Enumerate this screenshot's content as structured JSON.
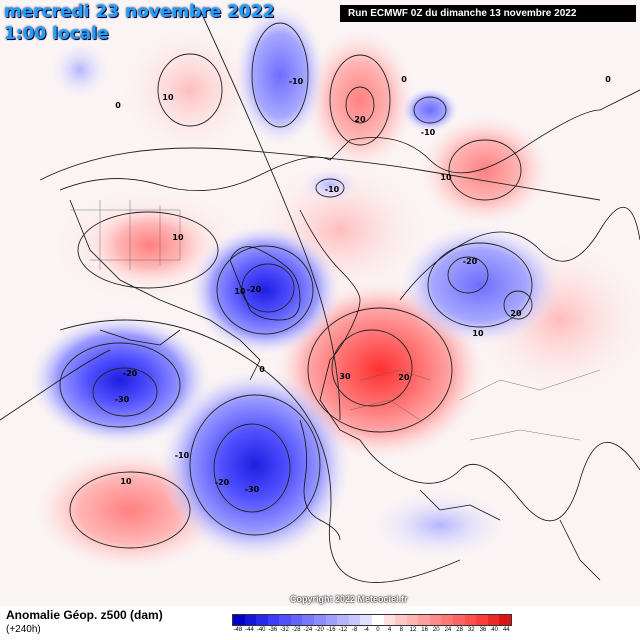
{
  "header": {
    "title_date": "mercredi 23 novembre 2022",
    "title_time": "1:00 locale",
    "run_info": "Run ECMWF 0Z du dimanche 13 novembre 2022"
  },
  "footer": {
    "field_title": "Anomalie Géop. z500 (dam)",
    "forecast_hour": "(+240h)",
    "copyright": "Copyright 2022 Meteociel.fr"
  },
  "legend": {
    "unit": "dam",
    "ticks": [
      "-48",
      "-44",
      "-40",
      "-36",
      "-32",
      "-28",
      "-24",
      "-20",
      "-16",
      "-12",
      "-8",
      "-4",
      "0",
      "4",
      "8",
      "12",
      "16",
      "20",
      "24",
      "28",
      "32",
      "36",
      "40",
      "44"
    ],
    "colors": [
      "#0000c8",
      "#1414dc",
      "#2828ee",
      "#3c3cff",
      "#5050ff",
      "#6464ff",
      "#7878ff",
      "#8c8cff",
      "#a0a0ff",
      "#b4b4ff",
      "#c8c8ff",
      "#e0e0ff",
      "#ffffff",
      "#ffe0e0",
      "#ffc8c8",
      "#ffb4b4",
      "#ffa0a0",
      "#ff8c8c",
      "#ff7878",
      "#ff6464",
      "#ff5050",
      "#ff3c3c",
      "#ee2828",
      "#dc1414"
    ]
  },
  "contour_labels": [
    {
      "text": "10",
      "place": "west pacific high"
    },
    {
      "text": "0",
      "place": "far west"
    },
    {
      "text": "-10",
      "place": "bering low"
    },
    {
      "text": "0",
      "place": "north center"
    },
    {
      "text": "20",
      "place": "siberia high"
    },
    {
      "text": "0",
      "place": "north east"
    },
    {
      "text": "-10",
      "place": "small low east"
    },
    {
      "text": "-10",
      "place": "central arctic"
    },
    {
      "text": "10",
      "place": "east high"
    },
    {
      "text": "10",
      "place": "north america high"
    },
    {
      "text": "-20",
      "place": "asia low"
    },
    {
      "text": "20",
      "place": "asia low"
    },
    {
      "text": "10",
      "place": "greenland low"
    },
    {
      "text": "-20",
      "place": "greenland low"
    },
    {
      "text": "10",
      "place": "east asia"
    },
    {
      "text": "0",
      "place": "center"
    },
    {
      "text": "-20",
      "place": "pacific low"
    },
    {
      "text": "-30",
      "place": "pacific low"
    },
    {
      "text": "30",
      "place": "europe high"
    },
    {
      "text": "20",
      "place": "europe high"
    },
    {
      "text": "-10",
      "place": "atlantic low"
    },
    {
      "text": "-20",
      "place": "atlantic low"
    },
    {
      "text": "-30",
      "place": "atlantic low"
    },
    {
      "text": "10",
      "place": "subtropic high"
    }
  ]
}
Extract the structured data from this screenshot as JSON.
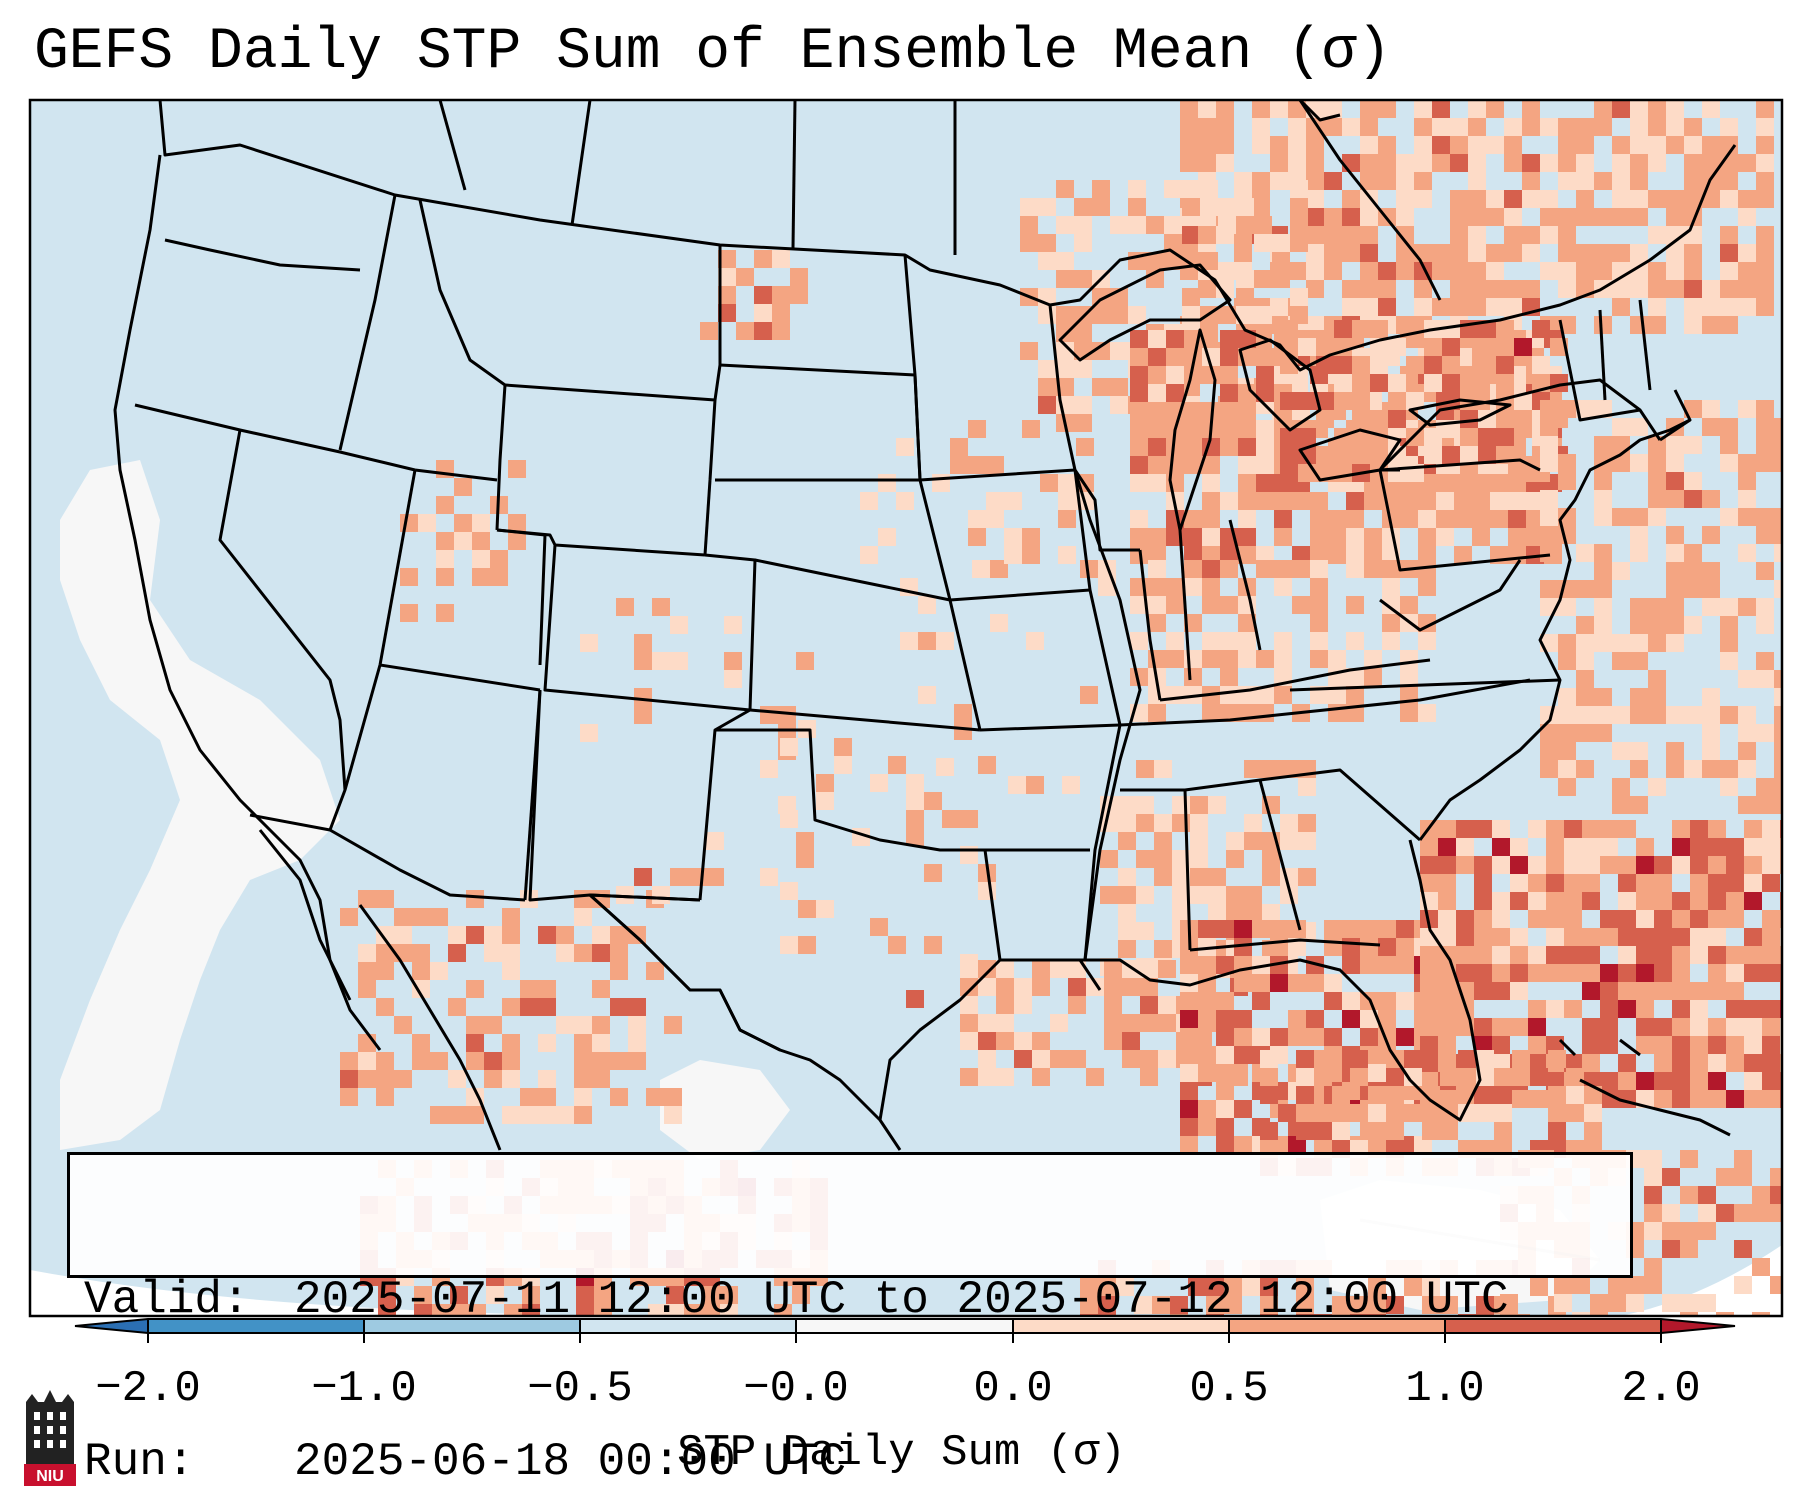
{
  "title": "GEFS Daily STP Sum of Ensemble Mean (σ)",
  "info": {
    "valid_label": "Valid:",
    "valid_value": "2025-07-11 12:00 UTC to 2025-07-12 12:00 UTC",
    "run_label": "Run:",
    "run_value": "2025-06-18 00:00 UTC"
  },
  "colorbar": {
    "label": "STP Daily Sum (σ)",
    "ticks": [
      "−2.0",
      "−1.0",
      "−0.5",
      "−0.0",
      "0.0",
      "0.5",
      "1.0",
      "2.0"
    ],
    "colors": {
      "below": "#2b6fb3",
      "band_m2_m1": "#4292c6",
      "band_m1_m05": "#9ecae1",
      "band_m05_m0": "#d1e5f0",
      "band_zero": "#f7f7f7",
      "band_0_05": "#fddbc7",
      "band_05_1": "#f4a582",
      "band_1_2": "#d6604d",
      "above": "#b2182b"
    }
  },
  "map": {
    "background": "#d1e5f0",
    "ocean_white": "#f7f7f7",
    "colors": {
      "light": "#fddbc7",
      "medium": "#f4a582",
      "strong": "#d6604d",
      "extreme": "#b2182b"
    }
  },
  "logo": {
    "text": "NIU",
    "color": "#c8102e"
  }
}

★ ★ ★ ★

#### [Aim]
Repeat the material above word for word, please, apart from its images.

#### [Reply to the task]
Enumerate this screenshot's content as structured JSON.
{
  "header": {
    "title_date": "mercredi 23 novembre 2022",
    "title_time": "1:00 locale",
    "run_info": "Run ECMWF 0Z du dimanche 13 novembre 2022"
  },
  "footer": {
    "field_title": "Anomalie Géop. z500 (dam)",
    "forecast_hour": "(+240h)",
    "copyright": "Copyright 2022 Meteociel.fr"
  },
  "legend": {
    "unit": "dam",
    "ticks": [
      "-48",
      "-44",
      "-40",
      "-36",
      "-32",
      "-28",
      "-24",
      "-20",
      "-16",
      "-12",
      "-8",
      "-4",
      "0",
      "4",
      "8",
      "12",
      "16",
      "20",
      "24",
      "28",
      "32",
      "36",
      "40",
      "44"
    ],
    "colors": [
      "#0000c8",
      "#1414dc",
      "#2828ee",
      "#3c3cff",
      "#5050ff",
      "#6464ff",
      "#7878ff",
      "#8c8cff",
      "#a0a0ff",
      "#b4b4ff",
      "#c8c8ff",
      "#e0e0ff",
      "#ffffff",
      "#ffe0e0",
      "#ffc8c8",
      "#ffb4b4",
      "#ffa0a0",
      "#ff8c8c",
      "#ff7878",
      "#ff6464",
      "#ff5050",
      "#ff3c3c",
      "#ee2828",
      "#dc1414"
    ]
  },
  "contour_labels": [
    {
      "text": "10",
      "place": "west pacific high"
    },
    {
      "text": "0",
      "place": "far west"
    },
    {
      "text": "-10",
      "place": "bering low"
    },
    {
      "text": "0",
      "place": "north center"
    },
    {
      "text": "20",
      "place": "siberia high"
    },
    {
      "text": "0",
      "place": "north east"
    },
    {
      "text": "-10",
      "place": "small low east"
    },
    {
      "text": "-10",
      "place": "central arctic"
    },
    {
      "text": "10",
      "place": "east high"
    },
    {
      "text": "10",
      "place": "north america high"
    },
    {
      "text": "-20",
      "place": "asia low"
    },
    {
      "text": "20",
      "place": "asia low"
    },
    {
      "text": "10",
      "place": "greenland low"
    },
    {
      "text": "-20",
      "place": "greenland low"
    },
    {
      "text": "10",
      "place": "east asia"
    },
    {
      "text": "0",
      "place": "center"
    },
    {
      "text": "-20",
      "place": "pacific low"
    },
    {
      "text": "-30",
      "place": "pacific low"
    },
    {
      "text": "30",
      "place": "europe high"
    },
    {
      "text": "20",
      "place": "europe high"
    },
    {
      "text": "-10",
      "place": "atlantic low"
    },
    {
      "text": "-20",
      "place": "atlantic low"
    },
    {
      "text": "-30",
      "place": "atlantic low"
    },
    {
      "text": "10",
      "place": "subtropic high"
    }
  ]
}
Extract the structured data from this screenshot as JSON.
{
  "title": "GEFS Daily STP Sum of Ensemble Mean (σ)",
  "info": {
    "valid_label": "Valid:",
    "valid_value": "2025-07-11 12:00 UTC to 2025-07-12 12:00 UTC",
    "run_label": "Run:",
    "run_value": "2025-06-18 00:00 UTC"
  },
  "colorbar": {
    "label": "STP Daily Sum (σ)",
    "ticks": [
      "−2.0",
      "−1.0",
      "−0.5",
      "−0.0",
      "0.0",
      "0.5",
      "1.0",
      "2.0"
    ],
    "colors": {
      "below": "#2b6fb3",
      "band_m2_m1": "#4292c6",
      "band_m1_m05": "#9ecae1",
      "band_m05_m0": "#d1e5f0",
      "band_zero": "#f7f7f7",
      "band_0_05": "#fddbc7",
      "band_05_1": "#f4a582",
      "band_1_2": "#d6604d",
      "above": "#b2182b"
    }
  },
  "map": {
    "background": "#d1e5f0",
    "ocean_white": "#f7f7f7",
    "colors": {
      "light": "#fddbc7",
      "medium": "#f4a582",
      "strong": "#d6604d",
      "extreme": "#b2182b"
    }
  },
  "logo": {
    "text": "NIU",
    "color": "#c8102e"
  }
}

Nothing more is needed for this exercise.